• Directions for this task: Repeat the listing exactly. Pictures stay out of your copy.

***** Records to use *****

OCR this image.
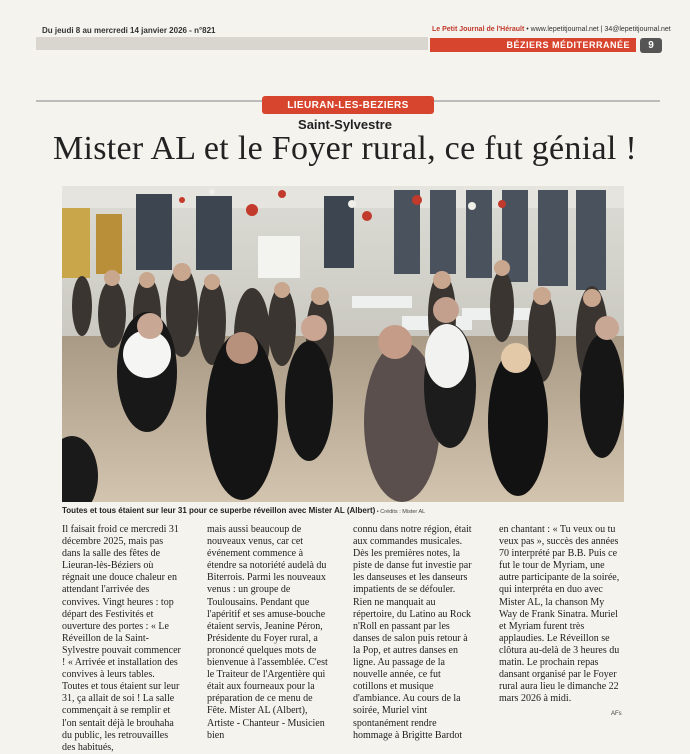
Du jeudi 8 au mercredi 14 janvier 2026 - n°821	Le Petit Journal de l'Hérault • www.lepetitjournal.net | 34@lepetitjournal.net
BÉZIERS MÉDITERRANÉE	9
LIEURAN-LES-BEZIERS
Saint-Sylvestre
Mister AL et le Foyer rural, ce fut génial !
Toutes et tous étaient sur leur 31 pour ce superbe réveillon avec Mister AL (Albert) • Crédits : Mister AL

Il faisait froid ce mercredi 31 décembre 2025, mais pas dans la salle des fêtes de Lieuran-lès-Béziers où régnait une douce chaleur en attendant l'arrivée des convives. Vingt heures : top départ des Festivités et ouverture des portes : « Le Réveillon de la Saint-Sylvestre pouvait commencer ! « Arrivée et installation des convives à leurs tables. Toutes et tous étaient sur leur 31, ça allait de soi ! La salle commençait à se remplir et l'on sentait déjà le brouhaha du public, les retrouvailles des habitués,

mais aussi beaucoup de nouveaux venus, car cet événement commence à étendre sa notoriété audelà du Biterrois. Parmi les nouveaux venus : un groupe de Toulousains. Pendant que l'apéritif et ses amuse-bouche étaient servis, Jeanine Péron, Présidente du Foyer rural, a prononcé quelques mots de bienvenue à l'assemblée. C'est le Traiteur de l'Argentière qui était aux fourneaux pour la préparation de ce menu de Fête. Mister AL (Albert), Artiste - Chanteur - Musicien bien

connu dans notre région, était aux commandes musicales. Dès les premières notes, la piste de danse fut investie par les danseuses et les danseurs impatients de se défouler. Rien ne manquait au répertoire, du Latino au Rock n'Roll en passant par les danses de salon puis retour à la Pop, et autres danses en ligne. Au passage de la nouvelle année, ce fut cotillons et musique d'ambiance. Au cours de la soirée, Muriel vint spontanément rendre hommage à Brigitte Bardot

en chantant : « Tu veux ou tu veux pas », succès des années 70 interprété par B.B. Puis ce fut le tour de Myriam, une autre participante de la soirée, qui interpréta en duo avec Mister AL, la chanson My Way de Frank Sinatra. Muriel et Myriam furent très applaudies. Le Réveillon se clôtura au-delà de 3 heures du matin. Le prochain repas dansant organisé par le Foyer rural aura lieu le dimanche 22 mars 2026 à midi.

AFs
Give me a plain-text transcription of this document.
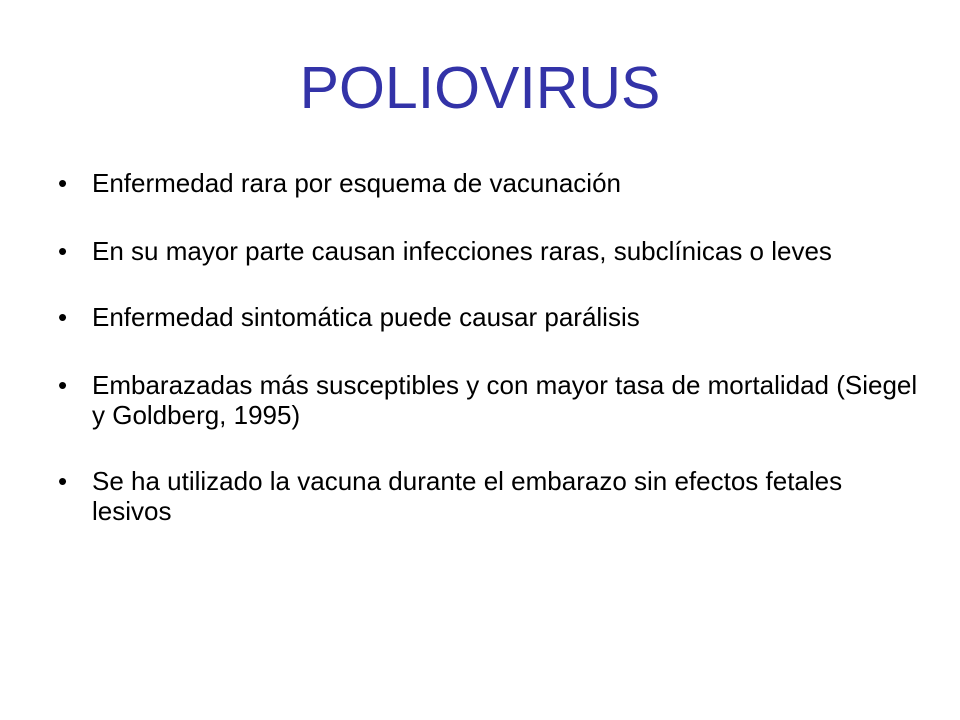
POLIOVIRUS
• Enfermedad rara por esquema de vacunación
• En su mayor parte causan infecciones raras, subclínicas o leves
• Enfermedad sintomática puede causar parálisis
• Embarazadas más susceptibles y con mayor tasa de mortalidad (Siegel y Goldberg, 1995)
• Se ha utilizado la vacuna durante el embarazo sin efectos fetales lesivos
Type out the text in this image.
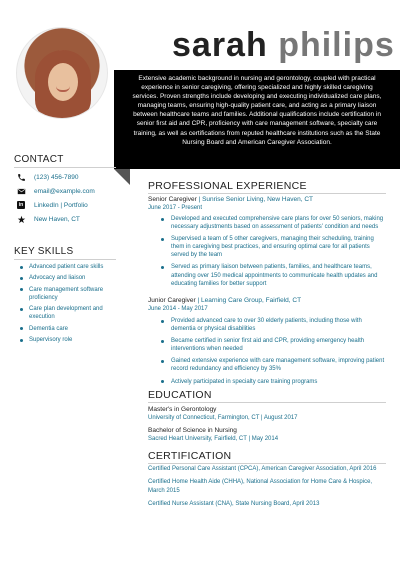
sarah philips
Extensive academic background in nursing and gerontology, coupled with practical experience in senior caregiving, offering specialized and highly skilled caregiving services. Proven strengths include developing and executing individualized care plans, managing teams, ensuring high-quality patient care, and acting as a primary liaison between healthcare teams and families. Additional qualifications include certification in senior first aid and CPR, proficiency with care management software, specialty care training, as well as certifications from reputed healthcare institutions such as the State Nursing Board and American Caregiver Association.
CONTACT
(123) 456-7890
email@example.com
in LinkedIn | Portfolio
New Haven, CT
KEY SKILLS
Advanced patient care skills
Advocacy and liaison
Care management software proficiency
Care plan development and execution
Dementia care
Supervisory role
PROFESSIONAL EXPERIENCE
Senior Caregiver | Sunrise Senior Living, New Haven, CT
June 2017 - Present
Developed and executed comprehensive care plans for over 50 seniors, making necessary adjustments based on assessment of patients' condition and needs
Supervised a team of 5 other caregivers, managing their scheduling, training them in caregiving best practices, and ensuring optimal care for all patients served by the team
Served as primary liaison between patients, families, and healthcare teams, attending over 150 medical appointments to communicate health updates and educating families for better support
Junior Caregiver | Learning Care Group, Fairfield, CT
June 2014 - May 2017
Provided advanced care to over 30 elderly patients, including those with dementia or physical disabilities
Became certified in senior first aid and CPR, providing emergency health interventions when needed
Gained extensive experience with care management software, improving patient record redundancy and efficiency by 35%
Actively participated in specialty care training programs
EDUCATION
Master's in Gerontology
University of Connecticut, Farmington, CT | August 2017
Bachelor of Science in Nursing
Sacred Heart University, Fairfield, CT | May 2014
CERTIFICATION
Certified Personal Care Assistant (CPCA), American Caregiver Association, April 2016
Certified Home Health Aide (CHHA), National Association for Home Care & Hospice, March 2015
Certified Nurse Assistant (CNA), State Nursing Board, April 2013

*****

• Result:
OCR this image.
Du jeudi 8 au mercredi 14 janvier 2026 - n°821	Le Petit Journal de l'Hérault • www.lepetitjournal.net | 34@lepetitjournal.net
BÉZIERS MÉDITERRANÉE	9
LIEURAN-LES-BEZIERS
Saint-Sylvestre
Mister AL et le Foyer rural, ce fut génial !
Toutes et tous étaient sur leur 31 pour ce superbe réveillon avec Mister AL (Albert) • Crédits : Mister AL

Il faisait froid ce mercredi 31 décembre 2025, mais pas dans la salle des fêtes de Lieuran-lès-Béziers où régnait une douce chaleur en attendant l'arrivée des convives. Vingt heures : top départ des Festivités et ouverture des portes : « Le Réveillon de la Saint-Sylvestre pouvait commencer ! « Arrivée et installation des convives à leurs tables. Toutes et tous étaient sur leur 31, ça allait de soi ! La salle commençait à se remplir et l'on sentait déjà le brouhaha du public, les retrouvailles des habitués,

mais aussi beaucoup de nouveaux venus, car cet événement commence à étendre sa notoriété audelà du Biterrois. Parmi les nouveaux venus : un groupe de Toulousains. Pendant que l'apéritif et ses amuse-bouche étaient servis, Jeanine Péron, Présidente du Foyer rural, a prononcé quelques mots de bienvenue à l'assemblée. C'est le Traiteur de l'Argentière qui était aux fourneaux pour la préparation de ce menu de Fête. Mister AL (Albert), Artiste - Chanteur - Musicien bien

connu dans notre région, était aux commandes musicales. Dès les premières notes, la piste de danse fut investie par les danseuses et les danseurs impatients de se défouler. Rien ne manquait au répertoire, du Latino au Rock n'Roll en passant par les danses de salon puis retour à la Pop, et autres danses en ligne. Au passage de la nouvelle année, ce fut cotillons et musique d'ambiance. Au cours de la soirée, Muriel vint spontanément rendre hommage à Brigitte Bardot

en chantant : « Tu veux ou tu veux pas », succès des années 70 interprété par B.B. Puis ce fut le tour de Myriam, une autre participante de la soirée, qui interpréta en duo avec Mister AL, la chanson My Way de Frank Sinatra. Muriel et Myriam furent très applaudies. Le Réveillon se clôtura au-delà de 3 heures du matin. Le prochain repas dansant organisé par le Foyer rural aura lieu le dimanche 22 mars 2026 à midi.

AFs
Give me a plain-text transcription of this document.
POLIOVIRUS
• Enfermedad rara por esquema de vacunación
• En su mayor parte causan infecciones raras, subclínicas o leves
• Enfermedad sintomática puede causar parálisis
• Embarazadas más susceptibles y con mayor tasa de mortalidad (Siegel y Goldberg, 1995)
• Se ha utilizado la vacuna durante el embarazo sin efectos fetales lesivos
Type out the text in this image.
sarah philips
Extensive academic background in nursing and gerontology, coupled with practical experience in senior caregiving, offering specialized and highly skilled caregiving services. Proven strengths include developing and executing individualized care plans, managing teams, ensuring high-quality patient care, and acting as a primary liaison between healthcare teams and families. Additional qualifications include certification in senior first aid and CPR, proficiency with care management software, specialty care training, as well as certifications from reputed healthcare institutions such as the State Nursing Board and American Caregiver Association.
CONTACT
(123) 456-7890
email@example.com
in LinkedIn | Portfolio
New Haven, CT
KEY SKILLS
Advanced patient care skills
Advocacy and liaison
Care management software proficiency
Care plan development and execution
Dementia care
Supervisory role
PROFESSIONAL EXPERIENCE
Senior Caregiver | Sunrise Senior Living, New Haven, CT
June 2017 - Present
Developed and executed comprehensive care plans for over 50 seniors, making necessary adjustments based on assessment of patients' condition and needs
Supervised a team of 5 other caregivers, managing their scheduling, training them in caregiving best practices, and ensuring optimal care for all patients served by the team
Served as primary liaison between patients, families, and healthcare teams, attending over 150 medical appointments to communicate health updates and educating families for better support
Junior Caregiver | Learning Care Group, Fairfield, CT
June 2014 - May 2017
Provided advanced care to over 30 elderly patients, including those with dementia or physical disabilities
Became certified in senior first aid and CPR, providing emergency health interventions when needed
Gained extensive experience with care management software, improving patient record redundancy and efficiency by 35%
Actively participated in specialty care training programs
EDUCATION
Master's in Gerontology
University of Connecticut, Farmington, CT | August 2017
Bachelor of Science in Nursing
Sacred Heart University, Fairfield, CT | May 2014
CERTIFICATION
Certified Personal Care Assistant (CPCA), American Caregiver Association, April 2016
Certified Home Health Aide (CHHA), National Association for Home Care & Hospice, March 2015
Certified Nurse Assistant (CNA), State Nursing Board, April 2013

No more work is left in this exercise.